-- Directive --
Identify the lines containing the word "access". Copy each one.

-- Material --
▽

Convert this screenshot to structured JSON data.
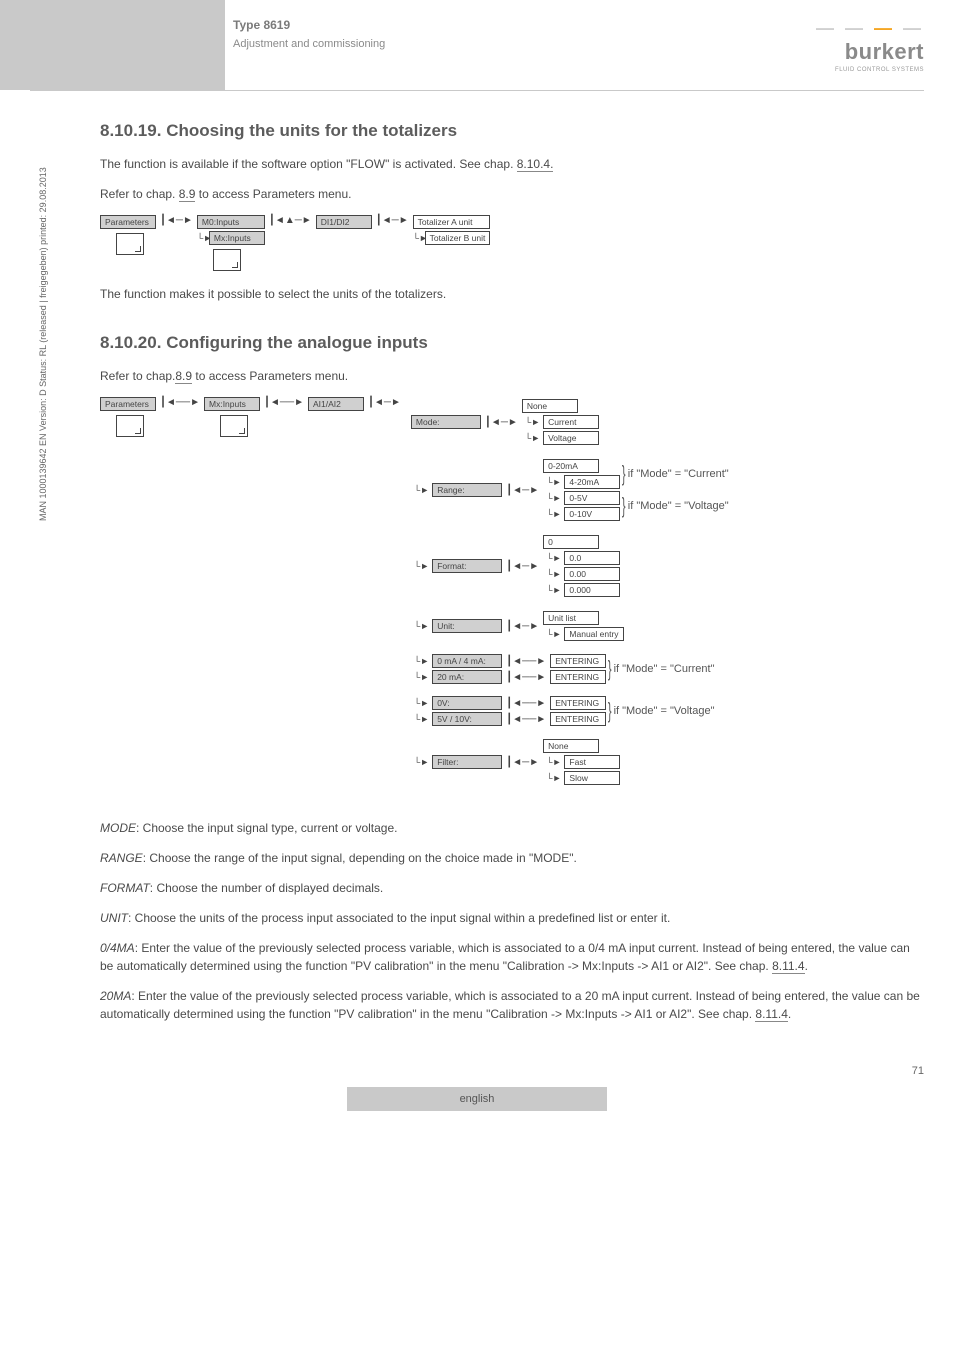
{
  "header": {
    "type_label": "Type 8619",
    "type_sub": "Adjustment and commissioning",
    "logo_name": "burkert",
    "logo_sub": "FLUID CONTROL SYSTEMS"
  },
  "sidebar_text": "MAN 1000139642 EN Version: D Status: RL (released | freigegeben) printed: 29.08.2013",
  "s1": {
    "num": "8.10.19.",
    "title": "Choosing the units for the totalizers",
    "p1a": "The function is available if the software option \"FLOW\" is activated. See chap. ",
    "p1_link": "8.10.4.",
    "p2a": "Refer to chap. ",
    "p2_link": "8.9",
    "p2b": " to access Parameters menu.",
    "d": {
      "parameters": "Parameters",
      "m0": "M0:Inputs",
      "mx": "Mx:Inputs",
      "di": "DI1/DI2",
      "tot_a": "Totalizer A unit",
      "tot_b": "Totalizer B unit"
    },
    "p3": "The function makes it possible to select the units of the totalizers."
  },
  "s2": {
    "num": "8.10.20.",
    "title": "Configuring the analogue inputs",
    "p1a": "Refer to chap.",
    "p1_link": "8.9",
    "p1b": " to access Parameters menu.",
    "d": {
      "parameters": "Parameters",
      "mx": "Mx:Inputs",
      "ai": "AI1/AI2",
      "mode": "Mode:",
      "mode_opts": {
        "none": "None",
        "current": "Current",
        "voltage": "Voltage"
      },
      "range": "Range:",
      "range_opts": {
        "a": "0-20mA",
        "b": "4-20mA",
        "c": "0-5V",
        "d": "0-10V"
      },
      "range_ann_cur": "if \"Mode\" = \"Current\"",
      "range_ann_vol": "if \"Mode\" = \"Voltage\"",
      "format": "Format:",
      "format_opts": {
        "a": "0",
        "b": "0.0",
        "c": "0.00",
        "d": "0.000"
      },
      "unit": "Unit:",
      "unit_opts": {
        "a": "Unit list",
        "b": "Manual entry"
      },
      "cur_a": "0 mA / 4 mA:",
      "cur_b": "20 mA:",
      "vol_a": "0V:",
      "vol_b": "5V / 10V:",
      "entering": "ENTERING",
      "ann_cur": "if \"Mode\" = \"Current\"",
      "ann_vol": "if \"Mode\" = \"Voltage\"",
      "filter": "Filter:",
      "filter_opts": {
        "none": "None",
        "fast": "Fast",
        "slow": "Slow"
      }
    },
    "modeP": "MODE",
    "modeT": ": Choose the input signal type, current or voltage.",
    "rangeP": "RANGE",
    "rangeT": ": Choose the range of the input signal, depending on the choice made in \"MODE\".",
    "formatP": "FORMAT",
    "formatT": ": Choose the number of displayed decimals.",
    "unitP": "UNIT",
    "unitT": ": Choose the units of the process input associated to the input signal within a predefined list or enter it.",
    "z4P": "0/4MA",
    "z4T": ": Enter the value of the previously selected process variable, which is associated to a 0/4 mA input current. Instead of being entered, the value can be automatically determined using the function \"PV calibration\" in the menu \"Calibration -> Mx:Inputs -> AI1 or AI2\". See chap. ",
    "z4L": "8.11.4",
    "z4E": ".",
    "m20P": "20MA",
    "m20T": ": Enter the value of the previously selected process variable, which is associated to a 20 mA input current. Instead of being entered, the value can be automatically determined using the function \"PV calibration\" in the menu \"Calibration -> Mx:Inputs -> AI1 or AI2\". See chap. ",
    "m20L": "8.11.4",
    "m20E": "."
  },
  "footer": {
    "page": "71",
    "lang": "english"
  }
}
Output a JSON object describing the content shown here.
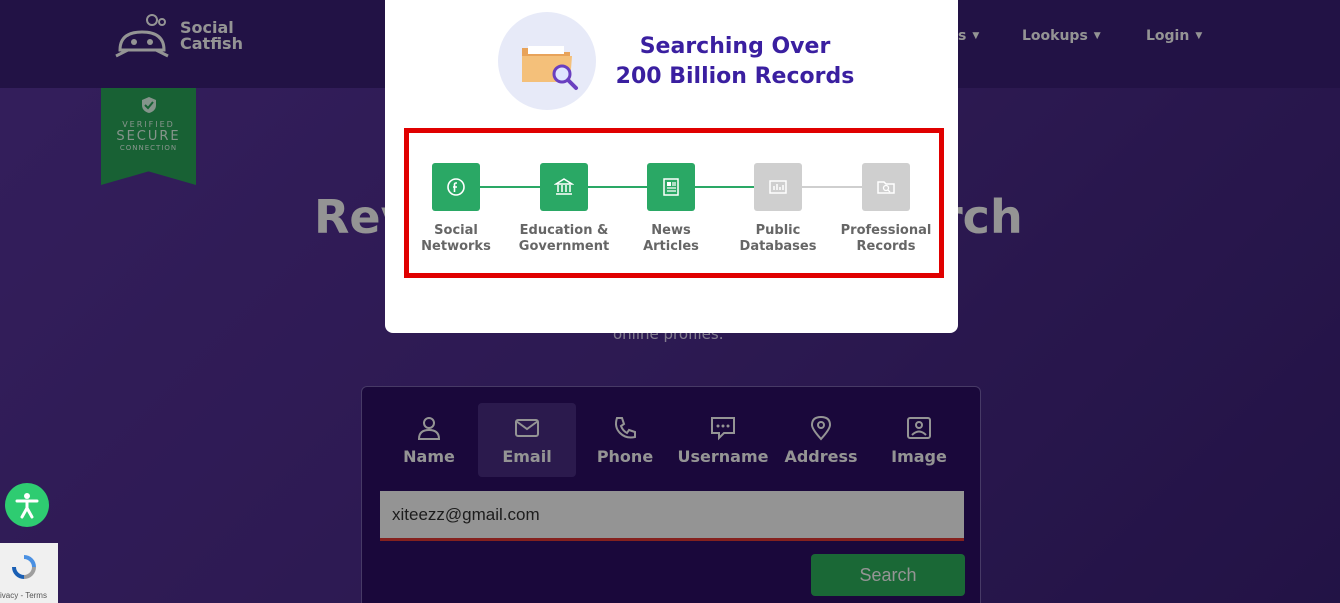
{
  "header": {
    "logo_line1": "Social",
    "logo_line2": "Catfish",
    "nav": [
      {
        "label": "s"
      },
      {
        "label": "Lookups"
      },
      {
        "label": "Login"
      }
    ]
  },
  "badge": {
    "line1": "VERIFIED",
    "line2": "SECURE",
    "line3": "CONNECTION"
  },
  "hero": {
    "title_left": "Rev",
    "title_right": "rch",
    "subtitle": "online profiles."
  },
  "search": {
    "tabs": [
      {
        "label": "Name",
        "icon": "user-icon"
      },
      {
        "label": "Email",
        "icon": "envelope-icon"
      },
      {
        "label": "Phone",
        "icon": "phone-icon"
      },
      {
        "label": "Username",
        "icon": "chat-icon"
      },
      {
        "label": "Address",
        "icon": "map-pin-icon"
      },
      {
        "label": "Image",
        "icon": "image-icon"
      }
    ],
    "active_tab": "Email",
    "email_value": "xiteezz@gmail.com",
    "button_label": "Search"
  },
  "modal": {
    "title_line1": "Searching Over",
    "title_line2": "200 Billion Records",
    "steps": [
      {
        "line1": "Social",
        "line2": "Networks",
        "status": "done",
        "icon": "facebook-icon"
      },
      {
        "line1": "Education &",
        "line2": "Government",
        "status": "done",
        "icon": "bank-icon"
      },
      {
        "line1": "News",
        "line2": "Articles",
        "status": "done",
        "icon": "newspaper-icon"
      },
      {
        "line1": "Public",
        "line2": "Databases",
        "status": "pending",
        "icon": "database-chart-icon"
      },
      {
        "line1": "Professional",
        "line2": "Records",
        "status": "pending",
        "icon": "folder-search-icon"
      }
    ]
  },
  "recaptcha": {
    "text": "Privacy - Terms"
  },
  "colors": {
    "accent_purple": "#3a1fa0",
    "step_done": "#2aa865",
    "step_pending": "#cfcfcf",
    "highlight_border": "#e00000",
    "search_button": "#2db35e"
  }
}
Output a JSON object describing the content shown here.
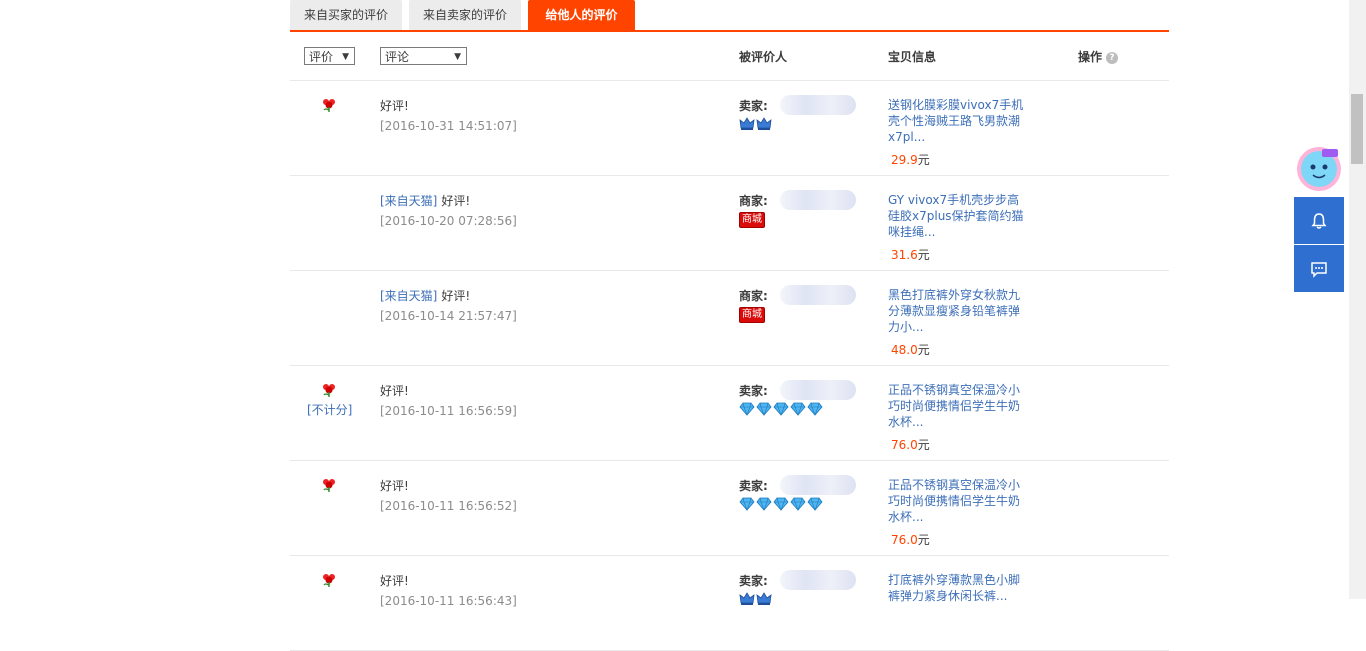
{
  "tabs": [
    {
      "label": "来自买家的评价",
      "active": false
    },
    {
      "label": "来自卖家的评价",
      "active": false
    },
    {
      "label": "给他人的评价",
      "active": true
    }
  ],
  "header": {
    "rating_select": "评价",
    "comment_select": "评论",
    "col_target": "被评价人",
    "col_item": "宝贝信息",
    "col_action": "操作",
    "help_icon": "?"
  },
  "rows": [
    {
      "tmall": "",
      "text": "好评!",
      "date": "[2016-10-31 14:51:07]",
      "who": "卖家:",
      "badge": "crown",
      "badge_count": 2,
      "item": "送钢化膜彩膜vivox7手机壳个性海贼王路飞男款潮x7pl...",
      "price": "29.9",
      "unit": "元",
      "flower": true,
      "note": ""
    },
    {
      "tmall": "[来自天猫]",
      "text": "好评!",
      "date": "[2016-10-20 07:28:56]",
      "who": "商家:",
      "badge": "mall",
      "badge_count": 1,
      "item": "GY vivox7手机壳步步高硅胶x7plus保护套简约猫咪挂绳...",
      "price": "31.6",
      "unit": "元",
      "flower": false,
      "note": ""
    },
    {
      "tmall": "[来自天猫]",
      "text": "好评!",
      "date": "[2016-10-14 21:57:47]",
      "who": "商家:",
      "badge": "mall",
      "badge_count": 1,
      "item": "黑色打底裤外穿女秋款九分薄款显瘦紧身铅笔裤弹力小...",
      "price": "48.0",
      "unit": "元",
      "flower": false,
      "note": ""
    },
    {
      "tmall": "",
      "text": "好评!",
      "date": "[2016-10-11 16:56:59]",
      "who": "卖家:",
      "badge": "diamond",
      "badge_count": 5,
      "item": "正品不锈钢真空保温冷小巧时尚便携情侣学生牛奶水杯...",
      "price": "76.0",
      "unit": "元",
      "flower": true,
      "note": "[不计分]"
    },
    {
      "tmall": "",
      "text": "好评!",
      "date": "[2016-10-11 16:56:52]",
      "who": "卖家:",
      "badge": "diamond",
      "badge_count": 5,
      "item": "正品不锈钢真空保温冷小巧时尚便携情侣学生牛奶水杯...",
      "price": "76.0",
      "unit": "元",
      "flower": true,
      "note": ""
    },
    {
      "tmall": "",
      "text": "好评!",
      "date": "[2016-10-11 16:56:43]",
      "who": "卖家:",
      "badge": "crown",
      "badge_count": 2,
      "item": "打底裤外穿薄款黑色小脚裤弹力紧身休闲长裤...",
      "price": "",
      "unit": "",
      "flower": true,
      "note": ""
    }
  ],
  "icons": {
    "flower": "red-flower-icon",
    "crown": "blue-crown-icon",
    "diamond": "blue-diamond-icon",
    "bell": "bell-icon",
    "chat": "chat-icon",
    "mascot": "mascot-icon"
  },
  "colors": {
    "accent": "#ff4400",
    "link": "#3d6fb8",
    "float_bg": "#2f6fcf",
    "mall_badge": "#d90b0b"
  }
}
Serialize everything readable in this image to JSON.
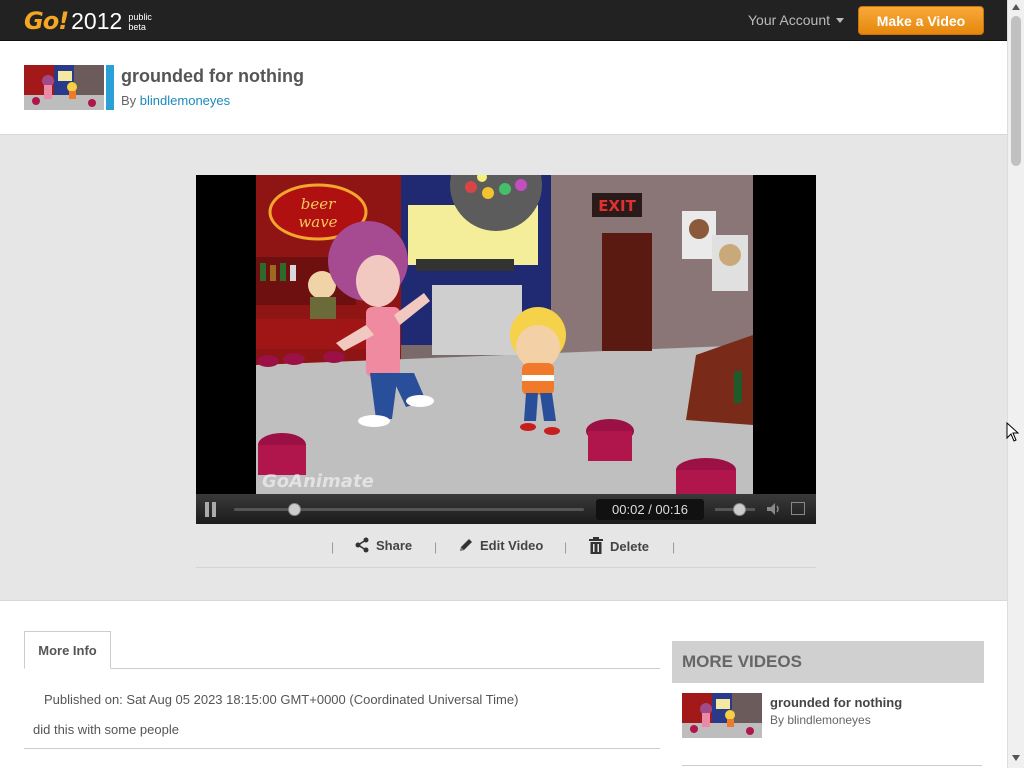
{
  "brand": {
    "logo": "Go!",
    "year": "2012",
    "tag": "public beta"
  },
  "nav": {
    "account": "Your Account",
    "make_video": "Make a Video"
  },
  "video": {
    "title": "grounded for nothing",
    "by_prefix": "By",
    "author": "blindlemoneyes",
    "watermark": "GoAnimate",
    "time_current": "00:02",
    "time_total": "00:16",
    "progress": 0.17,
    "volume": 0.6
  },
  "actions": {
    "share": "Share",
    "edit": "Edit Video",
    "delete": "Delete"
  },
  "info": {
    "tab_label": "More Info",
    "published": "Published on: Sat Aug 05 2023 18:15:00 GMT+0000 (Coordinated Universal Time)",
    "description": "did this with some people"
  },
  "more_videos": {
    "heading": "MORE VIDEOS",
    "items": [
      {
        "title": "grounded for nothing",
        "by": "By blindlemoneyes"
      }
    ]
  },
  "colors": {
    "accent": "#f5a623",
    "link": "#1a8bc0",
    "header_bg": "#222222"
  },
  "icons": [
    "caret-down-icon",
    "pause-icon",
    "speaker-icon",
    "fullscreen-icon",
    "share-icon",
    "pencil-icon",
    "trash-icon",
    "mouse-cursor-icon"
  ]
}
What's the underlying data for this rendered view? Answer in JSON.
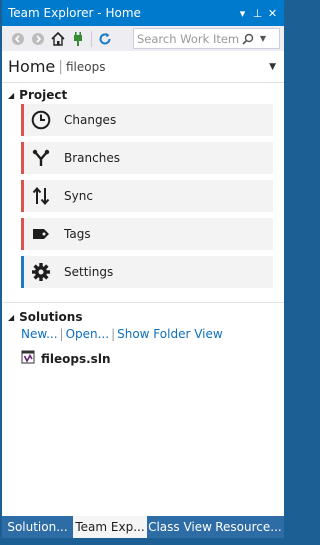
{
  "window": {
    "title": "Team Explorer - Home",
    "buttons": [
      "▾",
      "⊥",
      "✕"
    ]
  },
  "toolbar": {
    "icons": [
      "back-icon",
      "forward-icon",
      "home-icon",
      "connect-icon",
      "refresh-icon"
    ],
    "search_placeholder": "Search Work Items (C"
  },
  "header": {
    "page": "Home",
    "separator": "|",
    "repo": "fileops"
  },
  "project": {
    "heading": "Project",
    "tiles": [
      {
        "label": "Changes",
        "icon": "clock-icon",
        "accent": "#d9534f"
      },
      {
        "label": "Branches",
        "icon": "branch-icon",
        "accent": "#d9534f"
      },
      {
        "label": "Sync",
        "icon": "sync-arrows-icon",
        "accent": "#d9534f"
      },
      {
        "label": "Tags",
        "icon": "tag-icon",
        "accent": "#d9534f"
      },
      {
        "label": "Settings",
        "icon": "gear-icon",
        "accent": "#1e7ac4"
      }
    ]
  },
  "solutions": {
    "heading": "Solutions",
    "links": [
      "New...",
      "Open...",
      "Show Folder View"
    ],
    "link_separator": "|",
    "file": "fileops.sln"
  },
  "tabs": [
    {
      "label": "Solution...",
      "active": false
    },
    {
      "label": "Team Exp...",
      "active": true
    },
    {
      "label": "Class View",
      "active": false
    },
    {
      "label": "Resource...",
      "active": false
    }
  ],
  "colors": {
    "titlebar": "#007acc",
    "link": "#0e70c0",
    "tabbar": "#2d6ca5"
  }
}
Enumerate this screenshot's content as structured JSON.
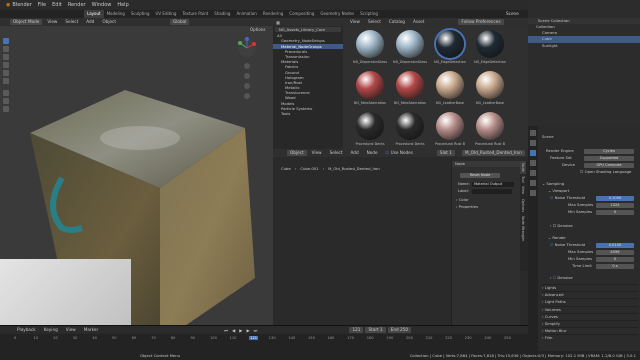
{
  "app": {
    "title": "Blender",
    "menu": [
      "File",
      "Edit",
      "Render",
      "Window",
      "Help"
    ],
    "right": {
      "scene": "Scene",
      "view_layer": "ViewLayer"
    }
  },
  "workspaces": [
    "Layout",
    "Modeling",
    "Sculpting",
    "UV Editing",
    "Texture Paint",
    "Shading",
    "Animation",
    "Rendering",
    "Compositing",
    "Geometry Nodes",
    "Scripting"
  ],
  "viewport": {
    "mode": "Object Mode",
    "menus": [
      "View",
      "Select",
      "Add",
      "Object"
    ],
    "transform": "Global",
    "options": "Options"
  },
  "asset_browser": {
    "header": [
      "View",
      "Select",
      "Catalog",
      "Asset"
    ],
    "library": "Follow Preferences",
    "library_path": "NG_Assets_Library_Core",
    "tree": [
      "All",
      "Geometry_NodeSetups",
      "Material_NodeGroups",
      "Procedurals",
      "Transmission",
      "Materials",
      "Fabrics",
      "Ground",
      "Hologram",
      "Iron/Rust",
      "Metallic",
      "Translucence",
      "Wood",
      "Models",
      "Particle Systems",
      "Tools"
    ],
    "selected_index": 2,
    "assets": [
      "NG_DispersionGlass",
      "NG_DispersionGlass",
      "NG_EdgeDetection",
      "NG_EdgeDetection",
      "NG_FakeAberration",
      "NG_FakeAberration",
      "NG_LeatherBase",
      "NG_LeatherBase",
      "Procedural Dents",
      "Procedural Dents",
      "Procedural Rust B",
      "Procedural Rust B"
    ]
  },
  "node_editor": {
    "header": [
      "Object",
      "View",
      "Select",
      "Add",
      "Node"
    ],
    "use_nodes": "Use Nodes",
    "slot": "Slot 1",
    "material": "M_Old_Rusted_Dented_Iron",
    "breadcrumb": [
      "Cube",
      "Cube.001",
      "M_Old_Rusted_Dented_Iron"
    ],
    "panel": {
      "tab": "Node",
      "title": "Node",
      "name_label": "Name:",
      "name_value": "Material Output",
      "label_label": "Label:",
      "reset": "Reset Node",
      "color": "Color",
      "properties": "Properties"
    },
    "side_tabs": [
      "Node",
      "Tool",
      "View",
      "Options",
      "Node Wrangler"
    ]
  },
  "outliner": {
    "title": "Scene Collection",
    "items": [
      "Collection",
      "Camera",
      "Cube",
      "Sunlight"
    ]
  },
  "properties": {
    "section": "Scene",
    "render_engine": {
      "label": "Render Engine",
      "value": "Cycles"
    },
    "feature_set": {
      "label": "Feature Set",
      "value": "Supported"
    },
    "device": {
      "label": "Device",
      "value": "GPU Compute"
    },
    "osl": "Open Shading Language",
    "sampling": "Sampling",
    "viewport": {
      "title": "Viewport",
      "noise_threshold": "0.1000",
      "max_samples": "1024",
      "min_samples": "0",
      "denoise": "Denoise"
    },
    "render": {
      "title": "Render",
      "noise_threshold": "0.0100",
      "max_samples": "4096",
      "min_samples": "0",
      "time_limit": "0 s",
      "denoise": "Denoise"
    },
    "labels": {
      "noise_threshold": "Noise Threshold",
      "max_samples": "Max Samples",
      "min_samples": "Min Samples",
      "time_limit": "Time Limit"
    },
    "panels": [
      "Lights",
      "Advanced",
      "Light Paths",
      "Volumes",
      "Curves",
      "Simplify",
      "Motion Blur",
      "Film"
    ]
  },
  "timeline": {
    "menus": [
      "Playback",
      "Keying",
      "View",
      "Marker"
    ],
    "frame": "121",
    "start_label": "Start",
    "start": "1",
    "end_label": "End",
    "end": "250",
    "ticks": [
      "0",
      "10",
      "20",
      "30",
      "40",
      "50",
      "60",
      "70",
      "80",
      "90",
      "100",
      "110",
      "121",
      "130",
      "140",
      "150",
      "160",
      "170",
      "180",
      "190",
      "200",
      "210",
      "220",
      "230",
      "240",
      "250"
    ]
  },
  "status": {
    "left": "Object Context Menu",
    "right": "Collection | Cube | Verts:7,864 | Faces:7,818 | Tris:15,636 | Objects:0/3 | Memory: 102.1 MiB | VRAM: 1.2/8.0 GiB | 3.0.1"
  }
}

△

-- Expected answer --
    "p2b": " to access Parameters menu.",
    "p1b": " to access Parameters menu.",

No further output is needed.